* Objective *
Copy each line containing the word "this" from the records that follow, please.

* Records shown *

/---

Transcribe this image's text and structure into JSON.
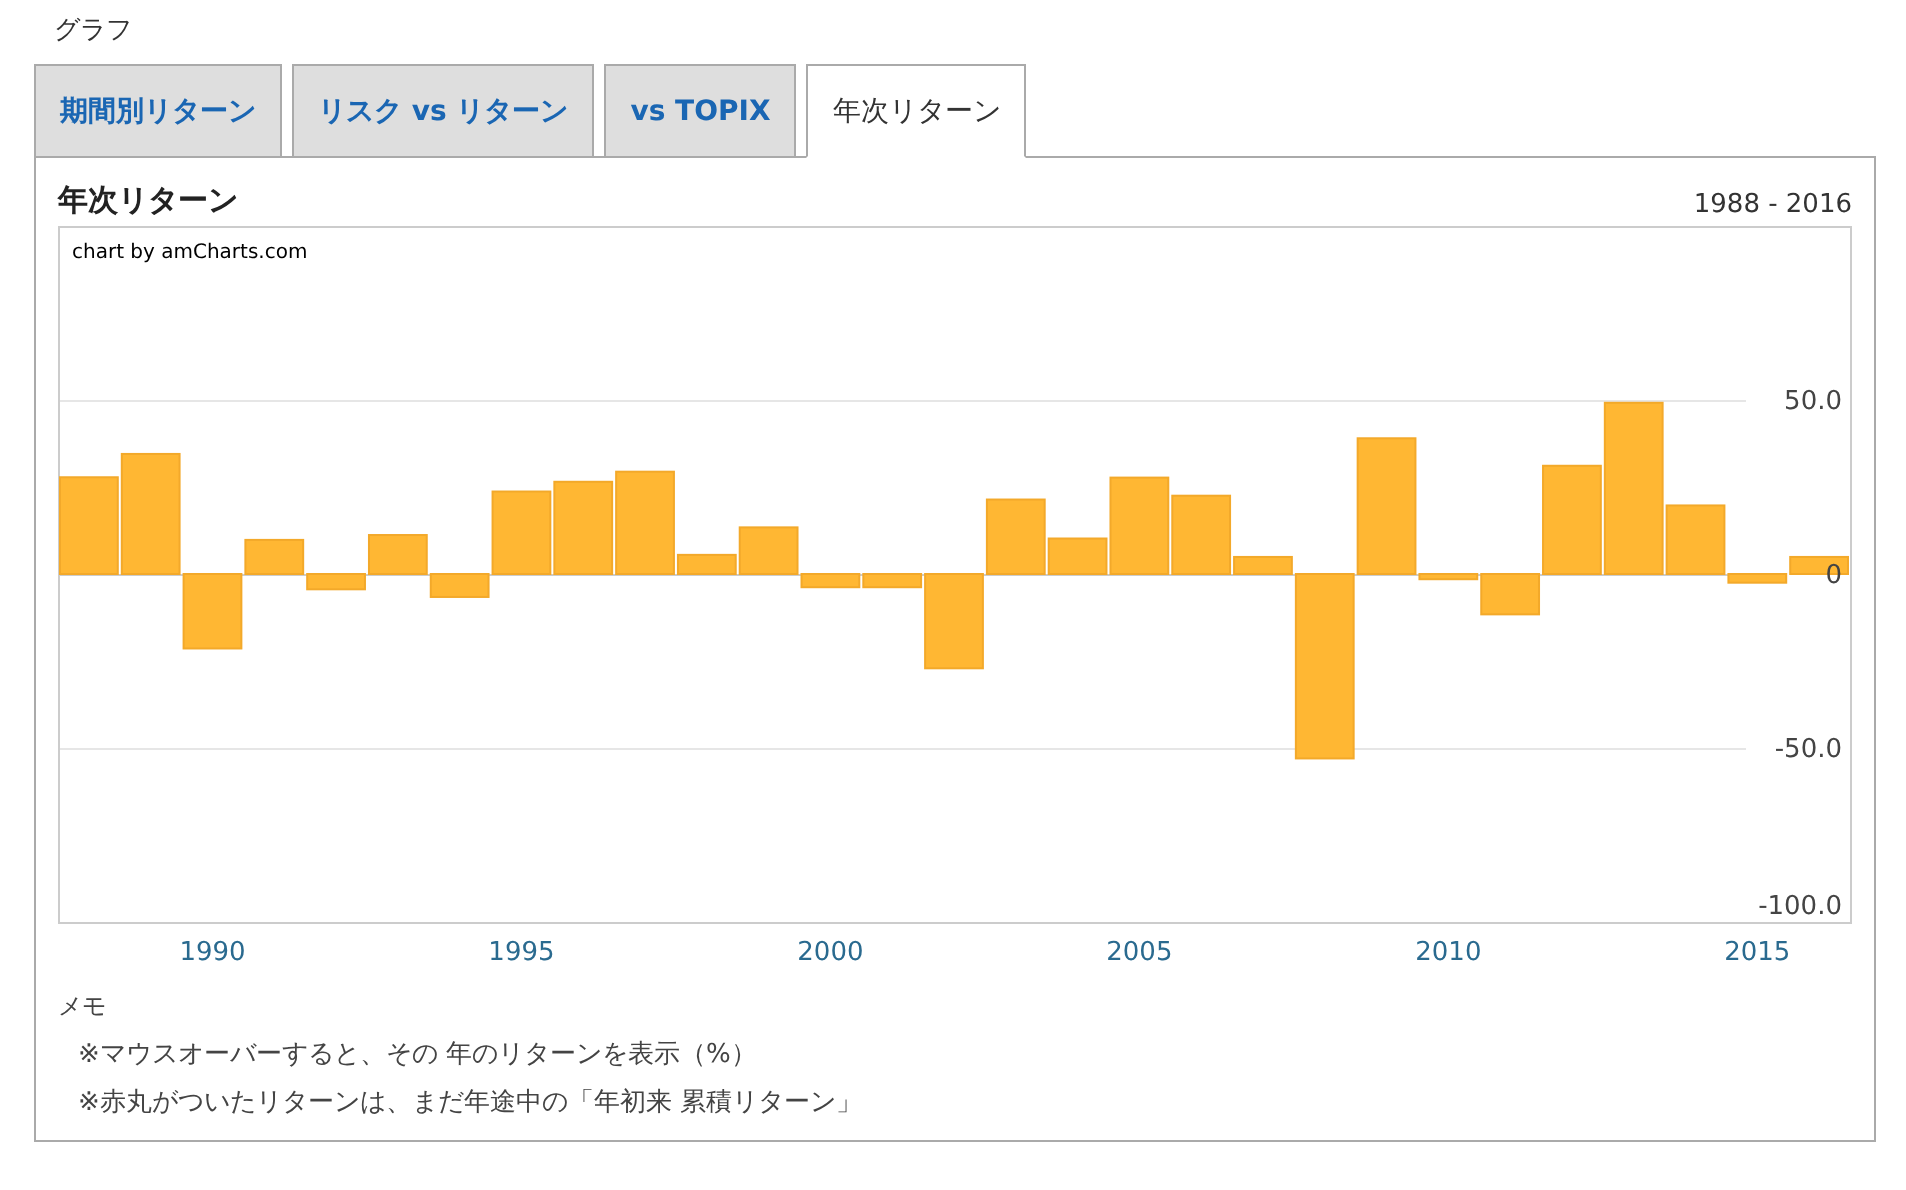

\---
/---

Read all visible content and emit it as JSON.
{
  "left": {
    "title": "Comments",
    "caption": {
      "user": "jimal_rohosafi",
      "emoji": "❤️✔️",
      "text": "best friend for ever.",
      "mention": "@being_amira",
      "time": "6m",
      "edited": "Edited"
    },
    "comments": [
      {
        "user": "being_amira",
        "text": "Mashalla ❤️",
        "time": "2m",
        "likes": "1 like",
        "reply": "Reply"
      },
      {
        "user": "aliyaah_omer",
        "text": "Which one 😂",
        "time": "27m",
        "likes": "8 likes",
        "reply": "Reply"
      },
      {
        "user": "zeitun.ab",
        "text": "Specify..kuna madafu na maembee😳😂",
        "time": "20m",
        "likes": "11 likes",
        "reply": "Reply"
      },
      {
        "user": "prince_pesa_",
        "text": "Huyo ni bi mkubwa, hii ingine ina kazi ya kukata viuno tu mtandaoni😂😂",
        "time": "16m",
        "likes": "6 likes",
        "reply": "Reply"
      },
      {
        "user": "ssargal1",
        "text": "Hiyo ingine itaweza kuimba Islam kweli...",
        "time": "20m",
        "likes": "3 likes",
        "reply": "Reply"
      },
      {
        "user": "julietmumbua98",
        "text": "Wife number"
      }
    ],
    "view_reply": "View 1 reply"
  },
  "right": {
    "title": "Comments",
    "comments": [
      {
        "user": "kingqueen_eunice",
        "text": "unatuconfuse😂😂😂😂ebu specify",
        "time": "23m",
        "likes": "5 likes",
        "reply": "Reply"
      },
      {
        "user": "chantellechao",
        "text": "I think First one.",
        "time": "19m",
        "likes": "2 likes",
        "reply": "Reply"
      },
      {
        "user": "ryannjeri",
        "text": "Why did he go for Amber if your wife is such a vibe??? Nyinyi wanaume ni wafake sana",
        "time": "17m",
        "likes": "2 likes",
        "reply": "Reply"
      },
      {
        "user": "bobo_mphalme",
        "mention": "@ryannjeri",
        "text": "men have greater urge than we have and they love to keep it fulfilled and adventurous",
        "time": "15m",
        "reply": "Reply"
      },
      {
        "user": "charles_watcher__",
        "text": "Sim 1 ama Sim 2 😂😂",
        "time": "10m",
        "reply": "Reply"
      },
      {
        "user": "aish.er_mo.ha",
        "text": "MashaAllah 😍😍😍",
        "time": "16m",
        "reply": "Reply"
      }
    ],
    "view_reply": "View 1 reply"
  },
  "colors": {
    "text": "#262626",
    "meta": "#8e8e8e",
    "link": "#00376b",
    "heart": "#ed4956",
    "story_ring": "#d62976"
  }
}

\---
/---

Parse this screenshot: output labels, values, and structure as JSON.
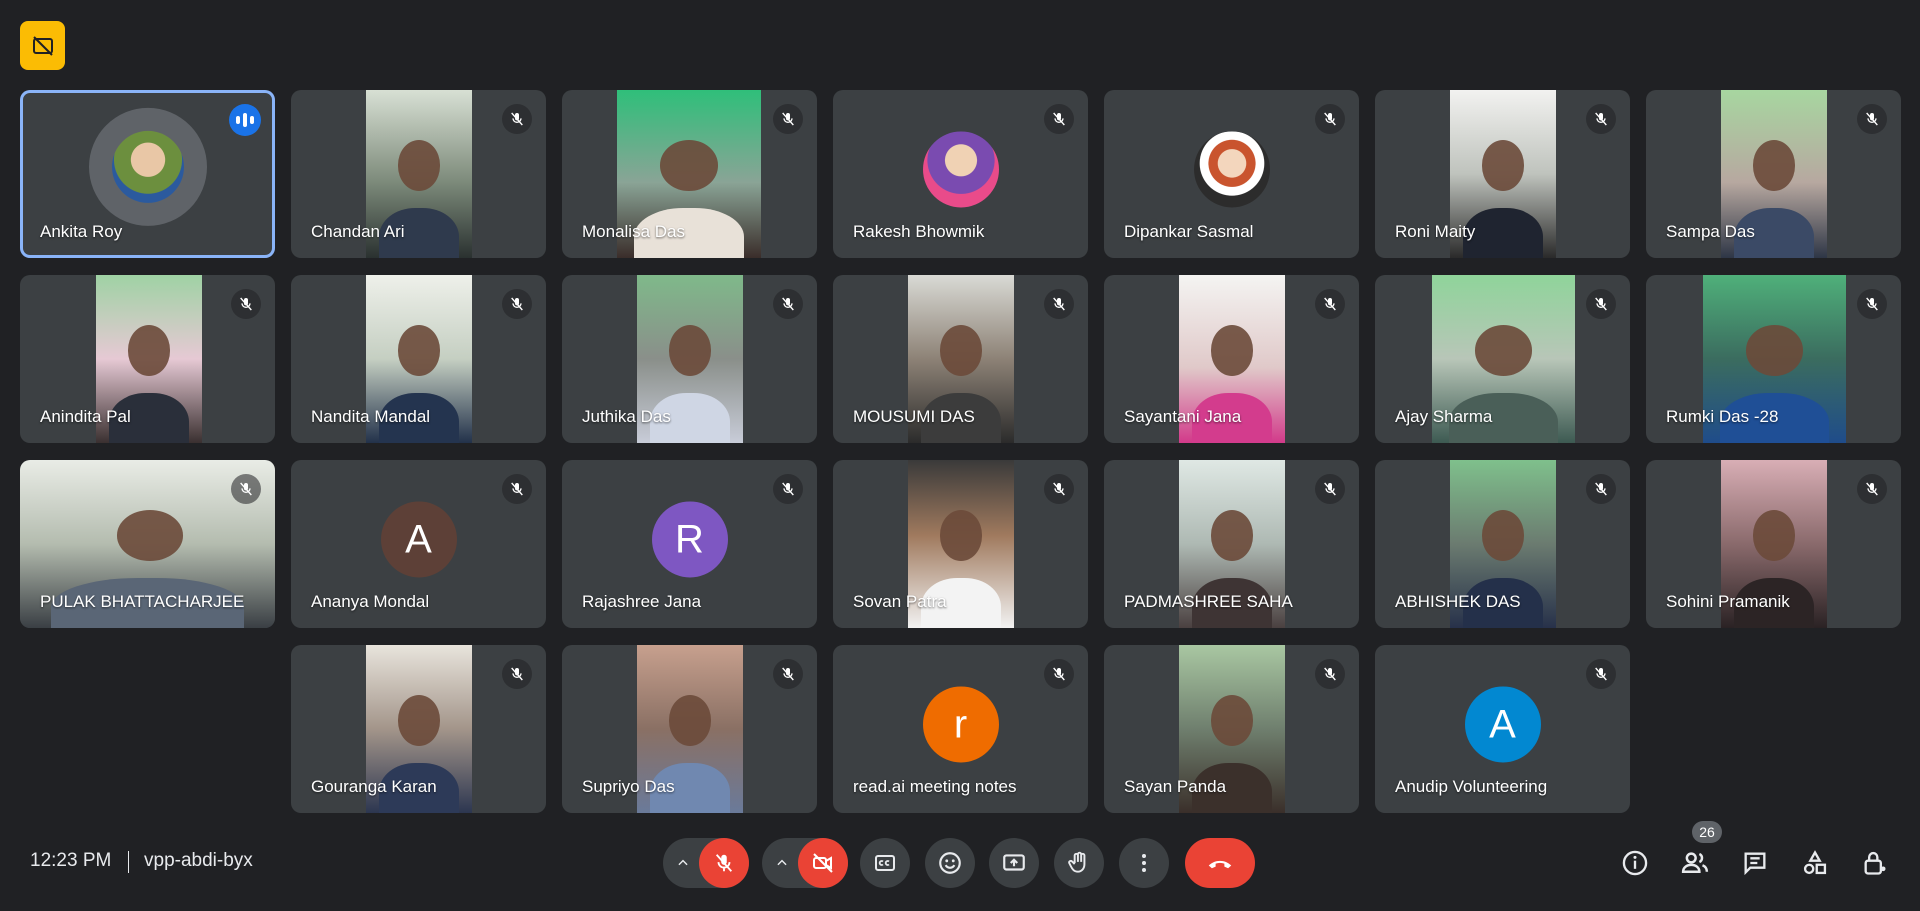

\---

* Response to the task *
Transcribe this image's text and structure into JSON.
Parse this screenshot: output labels, values, and structure as JSON.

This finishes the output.